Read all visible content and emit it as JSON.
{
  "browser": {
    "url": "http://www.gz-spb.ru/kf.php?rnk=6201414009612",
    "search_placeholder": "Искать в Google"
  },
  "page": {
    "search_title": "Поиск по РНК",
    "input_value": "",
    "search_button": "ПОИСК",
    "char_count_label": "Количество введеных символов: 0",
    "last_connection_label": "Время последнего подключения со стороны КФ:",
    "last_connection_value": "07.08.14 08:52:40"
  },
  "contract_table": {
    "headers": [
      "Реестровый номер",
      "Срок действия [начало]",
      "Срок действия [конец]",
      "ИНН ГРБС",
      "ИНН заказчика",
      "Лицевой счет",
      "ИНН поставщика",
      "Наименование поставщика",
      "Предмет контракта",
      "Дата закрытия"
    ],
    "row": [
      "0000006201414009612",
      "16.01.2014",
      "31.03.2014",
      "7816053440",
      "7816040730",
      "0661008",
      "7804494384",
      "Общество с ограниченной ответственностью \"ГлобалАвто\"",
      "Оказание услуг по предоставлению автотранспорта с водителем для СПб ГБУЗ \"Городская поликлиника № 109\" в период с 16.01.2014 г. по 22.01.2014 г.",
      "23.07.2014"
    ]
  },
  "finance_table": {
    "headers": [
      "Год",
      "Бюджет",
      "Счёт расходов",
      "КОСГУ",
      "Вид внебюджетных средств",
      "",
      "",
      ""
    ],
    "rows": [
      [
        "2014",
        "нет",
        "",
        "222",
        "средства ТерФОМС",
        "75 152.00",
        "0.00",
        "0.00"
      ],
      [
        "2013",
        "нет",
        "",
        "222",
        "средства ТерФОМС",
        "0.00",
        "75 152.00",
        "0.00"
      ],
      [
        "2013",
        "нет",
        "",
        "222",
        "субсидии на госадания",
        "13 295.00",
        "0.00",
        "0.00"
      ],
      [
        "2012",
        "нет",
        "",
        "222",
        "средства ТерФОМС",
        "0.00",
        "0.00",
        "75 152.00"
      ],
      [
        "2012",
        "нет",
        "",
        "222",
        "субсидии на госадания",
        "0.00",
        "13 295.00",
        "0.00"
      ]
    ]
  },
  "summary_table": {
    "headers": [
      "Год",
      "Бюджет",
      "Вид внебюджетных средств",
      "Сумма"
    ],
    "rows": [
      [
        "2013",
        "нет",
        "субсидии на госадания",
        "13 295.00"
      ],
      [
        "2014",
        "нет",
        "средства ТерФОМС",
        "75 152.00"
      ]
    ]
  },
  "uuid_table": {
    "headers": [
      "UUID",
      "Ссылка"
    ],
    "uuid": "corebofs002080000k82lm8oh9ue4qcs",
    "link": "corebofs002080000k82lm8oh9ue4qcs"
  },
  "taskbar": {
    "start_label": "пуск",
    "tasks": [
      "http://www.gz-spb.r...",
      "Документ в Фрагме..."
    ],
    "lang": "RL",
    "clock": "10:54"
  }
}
________________________________________
= What to do =
Write out the listing once more, matching it exactly.

= Result of the task =
Read all visible content and emit it as JSON.
{
  "browser": {
    "url": "http://www.gz-spb.ru/kf.php?rnk=6201414009612",
    "search_placeholder": "Искать в Google"
  },
  "page": {
    "search_title": "Поиск по РНК",
    "input_value": "",
    "search_button": "ПОИСК",
    "char_count_label": "Количество введеных символов: 0",
    "last_connection_label": "Время последнего подключения со стороны КФ:",
    "last_connection_value": "07.08.14 08:52:40"
  },
  "contract_table": {
    "headers": [
      "Реестровый номер",
      "Срок действия [начало]",
      "Срок действия [конец]",
      "ИНН ГРБС",
      "ИНН заказчика",
      "Лицевой счет",
      "ИНН поставщика",
      "Наименование поставщика",
      "Предмет контракта",
      "Дата закрытия"
    ],
    "row": [
      "0000006201414009612",
      "16.01.2014",
      "31.03.2014",
      "7816053440",
      "7816040730",
      "0661008",
      "7804494384",
      "Общество с ограниченной ответственностью \"ГлобалАвто\"",
      "Оказание услуг по предоставлению автотранспорта с водителем для СПб ГБУЗ \"Городская поликлиника № 109\" в период с 16.01.2014 г. по 22.01.2014 г.",
      "23.07.2014"
    ]
  },
  "finance_table": {
    "headers": [
      "Год",
      "Бюджет",
      "Счёт расходов",
      "КОСГУ",
      "Вид внебюджетных средств",
      "",
      "",
      ""
    ],
    "rows": [
      [
        "2014",
        "нет",
        "",
        "222",
        "средства ТерФОМС",
        "75 152.00",
        "0.00",
        "0.00"
      ],
      [
        "2013",
        "нет",
        "",
        "222",
        "средства ТерФОМС",
        "0.00",
        "75 152.00",
        "0.00"
      ],
      [
        "2013",
        "нет",
        "",
        "222",
        "субсидии на госадания",
        "13 295.00",
        "0.00",
        "0.00"
      ],
      [
        "2012",
        "нет",
        "",
        "222",
        "средства ТерФОМС",
        "0.00",
        "0.00",
        "75 152.00"
      ],
      [
        "2012",
        "нет",
        "",
        "222",
        "субсидии на госадания",
        "0.00",
        "13 295.00",
        "0.00"
      ]
    ]
  },
  "summary_table": {
    "headers": [
      "Год",
      "Бюджет",
      "Вид внебюджетных средств",
      "Сумма"
    ],
    "rows": [
      [
        "2013",
        "нет",
        "субсидии на госадания",
        "13 295.00"
      ],
      [
        "2014",
        "нет",
        "средства ТерФОМС",
        "75 152.00"
      ]
    ]
  },
  "uuid_table": {
    "headers": [
      "UUID",
      "Ссылка"
    ],
    "uuid": "corebofs002080000k82lm8oh9ue4qcs",
    "link": "corebofs002080000k82lm8oh9ue4qcs"
  },
  "taskbar": {
    "start_label": "пуск",
    "tasks": [
      "http://www.gz-spb.r...",
      "Документ в Фрагме..."
    ],
    "lang": "RL",
    "clock": "10:54"
  }
}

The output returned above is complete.